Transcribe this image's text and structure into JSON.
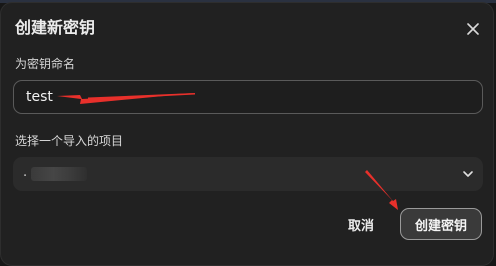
{
  "dialog": {
    "title": "创建新密钥",
    "close_icon": "close-icon",
    "name_label": "为密钥命名",
    "name_value": "test",
    "project_label": "选择一个导入的项目",
    "project_value": ".",
    "select_icon": "chevron-down-icon",
    "cancel_label": "取消",
    "create_label": "创建密钥"
  },
  "annotations": {
    "arrow_color": "#e8302b"
  }
}
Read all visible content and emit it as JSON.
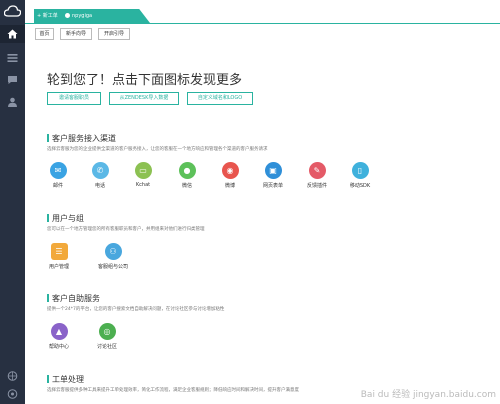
{
  "sidebar": {
    "icons": [
      "cloud-logo-icon",
      "home-icon",
      "list-icon",
      "chat-icon",
      "user-icon",
      "globe-icon",
      "help-icon"
    ]
  },
  "header": {
    "tabs": [
      {
        "label": "+ 新工单"
      },
      {
        "label": "npygiga"
      }
    ]
  },
  "breadcrumbs": [
    {
      "label": "首页"
    },
    {
      "label": "新手向导"
    },
    {
      "label": "开启引导"
    }
  ],
  "main": {
    "title": "轮到您了！点击下面图标发现更多",
    "actions": [
      {
        "label": "邀请客服职员"
      },
      {
        "label": "从ZENDESK导入数据"
      },
      {
        "label": "自定义域名和LOGO"
      }
    ]
  },
  "sections": [
    {
      "title": "客户服务接入渠道",
      "desc": "选择云客服为您的企业提供全渠道的客户服务接入，让您的客服在一个地方响应和管理各个渠道的客户服务请求",
      "items": [
        {
          "label": "邮件",
          "icon": "mail-icon",
          "color": "#3aa3e3",
          "glyph": "✉"
        },
        {
          "label": "电话",
          "icon": "phone-icon",
          "color": "#5bb8e6",
          "glyph": "✆"
        },
        {
          "label": "Kchat",
          "icon": "chat-bubble-icon",
          "color": "#8cc152",
          "glyph": "▭"
        },
        {
          "label": "微信",
          "icon": "wechat-icon",
          "color": "#5dc15a",
          "glyph": "●"
        },
        {
          "label": "微博",
          "icon": "weibo-icon",
          "color": "#e8554e",
          "glyph": "◉"
        },
        {
          "label": "网页表单",
          "icon": "monitor-icon",
          "color": "#2f8fd8",
          "glyph": "▣"
        },
        {
          "label": "反馈插件",
          "icon": "feedback-icon",
          "color": "#e45a67",
          "glyph": "✎"
        },
        {
          "label": "移动SDK",
          "icon": "mobile-icon",
          "color": "#3fb1dc",
          "glyph": "▯"
        }
      ]
    },
    {
      "title": "用户与组",
      "desc": "您可以在一个地方管理您的所有客服职员和客户，并用组来对他们进行归类管理",
      "items": [
        {
          "label": "用户管理",
          "icon": "user-manage-icon",
          "color": "#f2a93b",
          "glyph": "☰"
        },
        {
          "label": "客服组与公司",
          "icon": "group-icon",
          "color": "#49a7de",
          "glyph": "⚇"
        }
      ]
    },
    {
      "title": "客户自助服务",
      "desc": "提供一个24*7的平台，让您的客户搜索文档自助解决问题，在讨论社区参与讨论增加粘性",
      "items": [
        {
          "label": "帮助中心",
          "icon": "graduation-cap-icon",
          "color": "#8a63c9",
          "glyph": "▲"
        },
        {
          "label": "讨论社区",
          "icon": "community-icon",
          "color": "#4caf50",
          "glyph": "◎"
        }
      ]
    },
    {
      "title": "工单处理",
      "desc": "选择云客服提供多种工具来提升工单处理效率，简化工作流程，满足企业客服规则；降低响应时间和解决时间，提升客户满意度",
      "items": []
    }
  ],
  "watermark": "Bai du 经验 jingyan.baidu.com"
}
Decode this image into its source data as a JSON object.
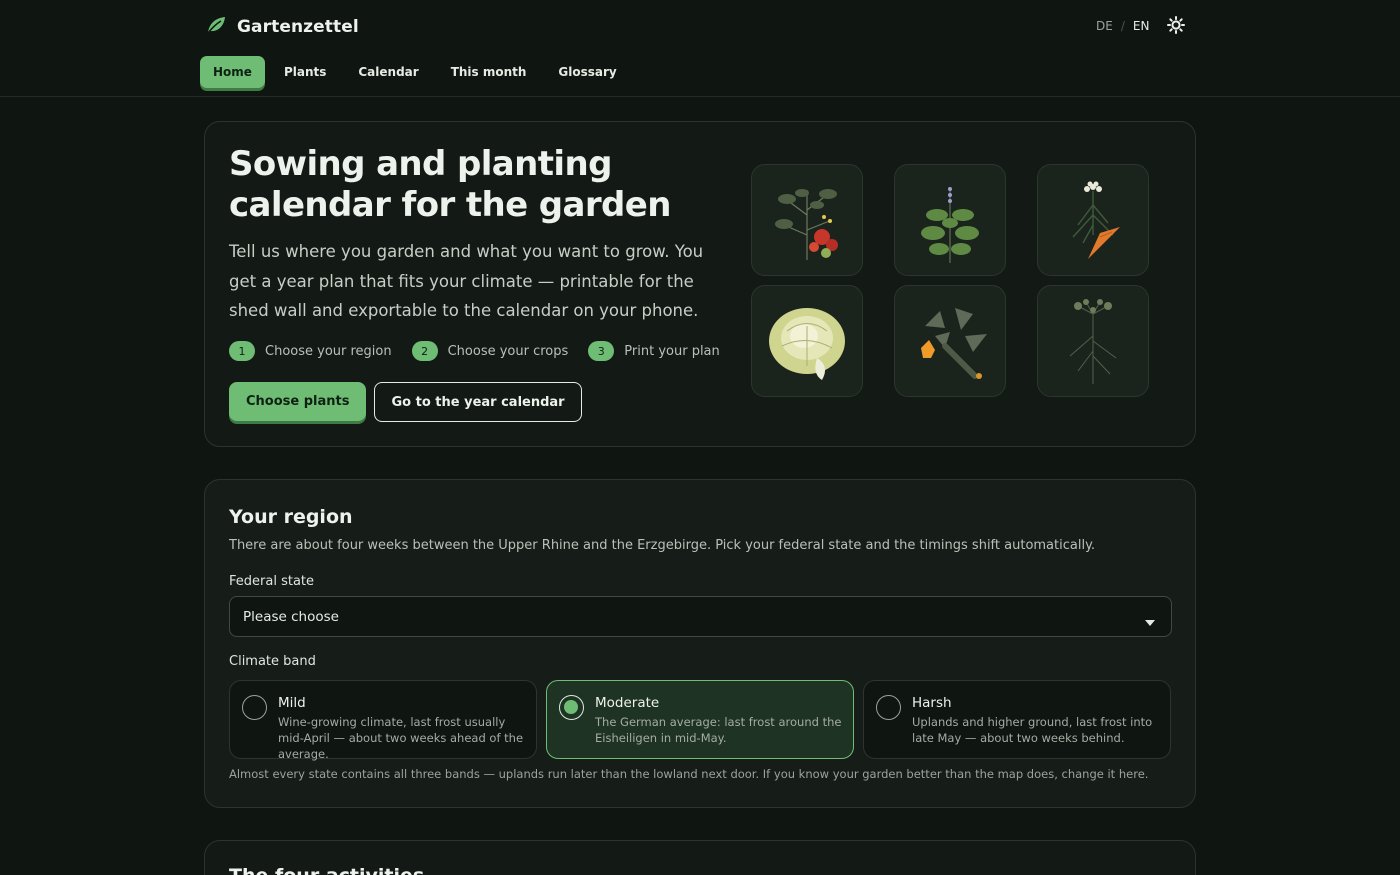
{
  "header": {
    "brand": "Gartenzettel",
    "lang": {
      "de": "DE",
      "sep": "/",
      "en": "EN",
      "active": "EN"
    },
    "theme_icon": "sun-icon"
  },
  "nav": {
    "items": [
      {
        "label": "Home",
        "active": true
      },
      {
        "label": "Plants"
      },
      {
        "label": "Calendar"
      },
      {
        "label": "This month"
      },
      {
        "label": "Glossary"
      }
    ]
  },
  "hero": {
    "title": "Sowing and planting calendar for the garden",
    "lead": "Tell us where you garden and what you want to grow. You get a year plan that fits your climate — printable for the shed wall and exportable to the calendar on your phone.",
    "steps": [
      {
        "num": "1",
        "label": "Choose your region"
      },
      {
        "num": "2",
        "label": "Choose your crops"
      },
      {
        "num": "3",
        "label": "Print your plan"
      }
    ],
    "primary_button": "Choose plants",
    "secondary_button": "Go to the year calendar",
    "tiles": [
      "tomato-illustration",
      "basil-illustration",
      "carrot-illustration",
      "lettuce-illustration",
      "zucchini-illustration",
      "dill-illustration"
    ]
  },
  "region": {
    "title": "Your region",
    "description": "There are about four weeks between the Upper Rhine and the Erzgebirge. Pick your federal state and the timings shift automatically.",
    "state_label": "Federal state",
    "state_value": "Please choose",
    "band_label": "Climate band",
    "bands": [
      {
        "title": "Mild",
        "desc": "Wine-growing climate, last frost usually mid-April — about two weeks ahead of the average."
      },
      {
        "title": "Moderate",
        "desc": "The German average: last frost around the Eisheiligen in mid-May.",
        "selected": true
      },
      {
        "title": "Harsh",
        "desc": "Uplands and higher ground, last frost into late May — about two weeks behind."
      }
    ],
    "note": "Almost every state contains all three bands — uplands run later than the lowland next door. If you know your garden better than the map does, change it here."
  },
  "next_section": {
    "title": "The four activities"
  },
  "colors": {
    "accent": "#6fbd75",
    "background": "#0f1511",
    "card": "#131a15"
  }
}
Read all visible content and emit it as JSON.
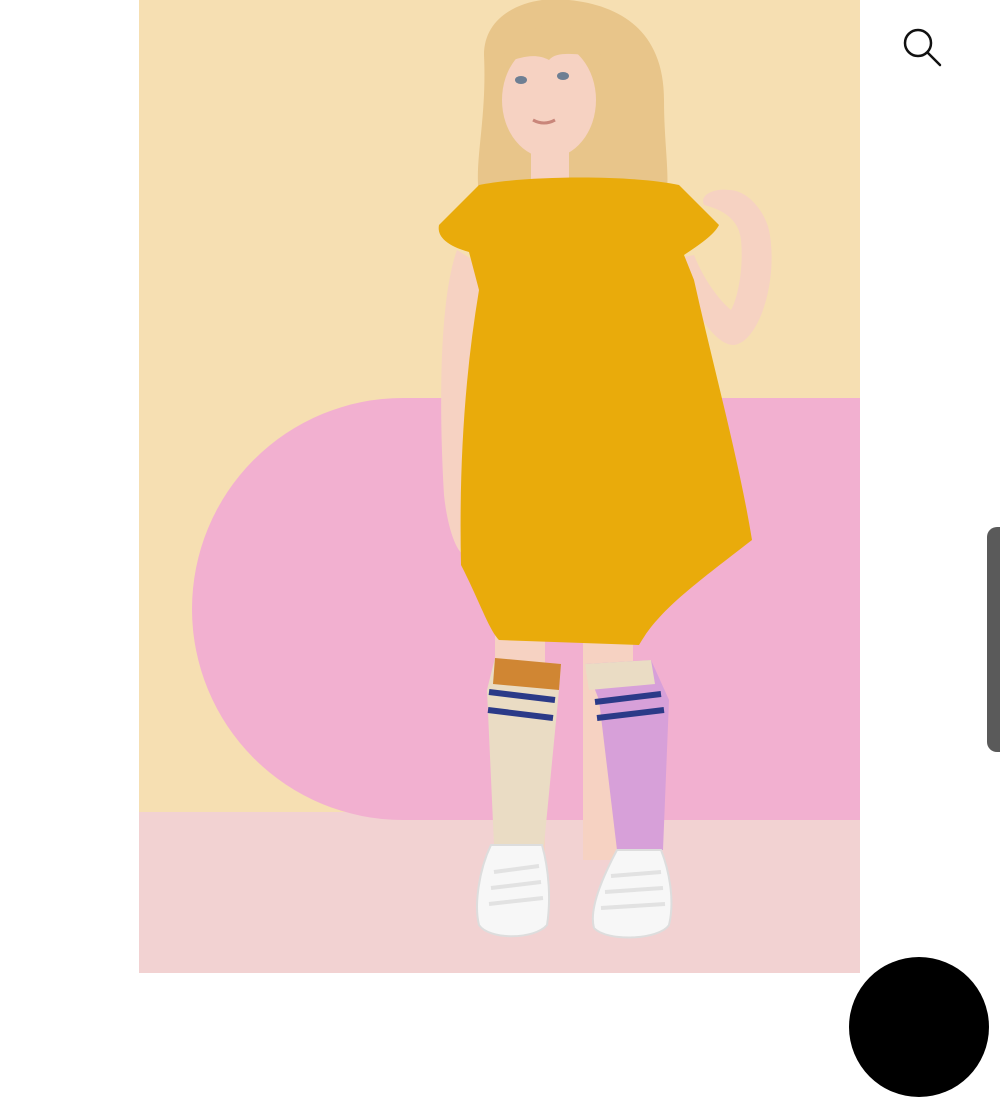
{
  "product_image": {
    "alt": "",
    "colors": {
      "wall": "#f6dfb2",
      "floor": "#f2d2d2",
      "pink_shape": "#f2b0d0",
      "dress": "#e9ab0b",
      "hair": "#e8c58a",
      "skin": "#f6d2c2",
      "sock_left": "#eadcc4",
      "sock_right": "#d7a0d9",
      "sock_stripe": "#2b3a88",
      "sock_cuff": "#d08633",
      "shoe": "#f7f7f7"
    }
  },
  "header": {
    "search_icon": "search-icon"
  },
  "side_scroll_handle": {
    "icon": "scroll-handle"
  },
  "floating_action": {
    "icon": "circle-button"
  }
}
----------
GIVEN INSTRUCTION –
Restate the full listing verbatim and drop every picture.

RESULT OF THE EXERCISE –
Transcribe this image's text and structure into JSON.
{
  "dialog": {
    "title": "创建新密钥",
    "close_icon": "close-icon",
    "name_label": "为密钥命名",
    "name_value": "test",
    "project_label": "选择一个导入的项目",
    "project_value": ".",
    "select_icon": "chevron-down-icon",
    "cancel_label": "取消",
    "create_label": "创建密钥"
  },
  "annotations": {
    "arrow_color": "#e8302b"
  }
}
Read all visible content and emit it as JSON.
{
  "sidebar": {
    "icons": [
      "cloud-logo-icon",
      "home-icon",
      "list-icon",
      "chat-icon",
      "user-icon",
      "globe-icon",
      "help-icon"
    ]
  },
  "header": {
    "tabs": [
      {
        "label": "+ 新工单"
      },
      {
        "label": "npygiga"
      }
    ]
  },
  "breadcrumbs": [
    {
      "label": "首页"
    },
    {
      "label": "新手向导"
    },
    {
      "label": "开启引导"
    }
  ],
  "main": {
    "title": "轮到您了！点击下面图标发现更多",
    "actions": [
      {
        "label": "邀请客服职员"
      },
      {
        "label": "从ZENDESK导入数据"
      },
      {
        "label": "自定义域名和LOGO"
      }
    ]
  },
  "sections": [
    {
      "title": "客户服务接入渠道",
      "desc": "选择云客服为您的企业提供全渠道的客户服务接入，让您的客服在一个地方响应和管理各个渠道的客户服务请求",
      "items": [
        {
          "label": "邮件",
          "icon": "mail-icon",
          "color": "#3aa3e3",
          "glyph": "✉"
        },
        {
          "label": "电话",
          "icon": "phone-icon",
          "color": "#5bb8e6",
          "glyph": "✆"
        },
        {
          "label": "Kchat",
          "icon": "chat-bubble-icon",
          "color": "#8cc152",
          "glyph": "▭"
        },
        {
          "label": "微信",
          "icon": "wechat-icon",
          "color": "#5dc15a",
          "glyph": "●"
        },
        {
          "label": "微博",
          "icon": "weibo-icon",
          "color": "#e8554e",
          "glyph": "◉"
        },
        {
          "label": "网页表单",
          "icon": "monitor-icon",
          "color": "#2f8fd8",
          "glyph": "▣"
        },
        {
          "label": "反馈插件",
          "icon": "feedback-icon",
          "color": "#e45a67",
          "glyph": "✎"
        },
        {
          "label": "移动SDK",
          "icon": "mobile-icon",
          "color": "#3fb1dc",
          "glyph": "▯"
        }
      ]
    },
    {
      "title": "用户与组",
      "desc": "您可以在一个地方管理您的所有客服职员和客户，并用组来对他们进行归类管理",
      "items": [
        {
          "label": "用户管理",
          "icon": "user-manage-icon",
          "color": "#f2a93b",
          "glyph": "☰"
        },
        {
          "label": "客服组与公司",
          "icon": "group-icon",
          "color": "#49a7de",
          "glyph": "⚇"
        }
      ]
    },
    {
      "title": "客户自助服务",
      "desc": "提供一个24*7的平台，让您的客户搜索文档自助解决问题，在讨论社区参与讨论增加粘性",
      "items": [
        {
          "label": "帮助中心",
          "icon": "graduation-cap-icon",
          "color": "#8a63c9",
          "glyph": "▲"
        },
        {
          "label": "讨论社区",
          "icon": "community-icon",
          "color": "#4caf50",
          "glyph": "◎"
        }
      ]
    },
    {
      "title": "工单处理",
      "desc": "选择云客服提供多种工具来提升工单处理效率，简化工作流程，满足企业客服规则；降低响应时间和解决时间，提升客户满意度",
      "items": []
    }
  ],
  "watermark": "Bai du 经验 jingyan.baidu.com"
}
Decode this image into its source data as a JSON object.
{
  "header": {
    "brand": "Gartenzettel",
    "lang": {
      "de": "DE",
      "sep": "/",
      "en": "EN",
      "active": "EN"
    },
    "theme_icon": "sun-icon"
  },
  "nav": {
    "items": [
      {
        "label": "Home",
        "active": true
      },
      {
        "label": "Plants"
      },
      {
        "label": "Calendar"
      },
      {
        "label": "This month"
      },
      {
        "label": "Glossary"
      }
    ]
  },
  "hero": {
    "title": "Sowing and planting calendar for the garden",
    "lead": "Tell us where you garden and what you want to grow. You get a year plan that fits your climate — printable for the shed wall and exportable to the calendar on your phone.",
    "steps": [
      {
        "num": "1",
        "label": "Choose your region"
      },
      {
        "num": "2",
        "label": "Choose your crops"
      },
      {
        "num": "3",
        "label": "Print your plan"
      }
    ],
    "primary_button": "Choose plants",
    "secondary_button": "Go to the year calendar",
    "tiles": [
      "tomato-illustration",
      "basil-illustration",
      "carrot-illustration",
      "lettuce-illustration",
      "zucchini-illustration",
      "dill-illustration"
    ]
  },
  "region": {
    "title": "Your region",
    "description": "There are about four weeks between the Upper Rhine and the Erzgebirge. Pick your federal state and the timings shift automatically.",
    "state_label": "Federal state",
    "state_value": "Please choose",
    "band_label": "Climate band",
    "bands": [
      {
        "title": "Mild",
        "desc": "Wine-growing climate, last frost usually mid-April — about two weeks ahead of the average."
      },
      {
        "title": "Moderate",
        "desc": "The German average: last frost around the Eisheiligen in mid-May.",
        "selected": true
      },
      {
        "title": "Harsh",
        "desc": "Uplands and higher ground, last frost into late May — about two weeks behind."
      }
    ],
    "note": "Almost every state contains all three bands — uplands run later than the lowland next door. If you know your garden better than the map does, change it here."
  },
  "next_section": {
    "title": "The four activities"
  },
  "colors": {
    "accent": "#6fbd75",
    "background": "#0f1511",
    "card": "#131a15"
  }
}
Read all visible content and emit it as JSON.
{
  "product_image": {
    "alt": "",
    "colors": {
      "wall": "#f6dfb2",
      "floor": "#f2d2d2",
      "pink_shape": "#f2b0d0",
      "dress": "#e9ab0b",
      "hair": "#e8c58a",
      "skin": "#f6d2c2",
      "sock_left": "#eadcc4",
      "sock_right": "#d7a0d9",
      "sock_stripe": "#2b3a88",
      "sock_cuff": "#d08633",
      "shoe": "#f7f7f7"
    }
  },
  "header": {
    "search_icon": "search-icon"
  },
  "side_scroll_handle": {
    "icon": "scroll-handle"
  },
  "floating_action": {
    "icon": "circle-button"
  }
}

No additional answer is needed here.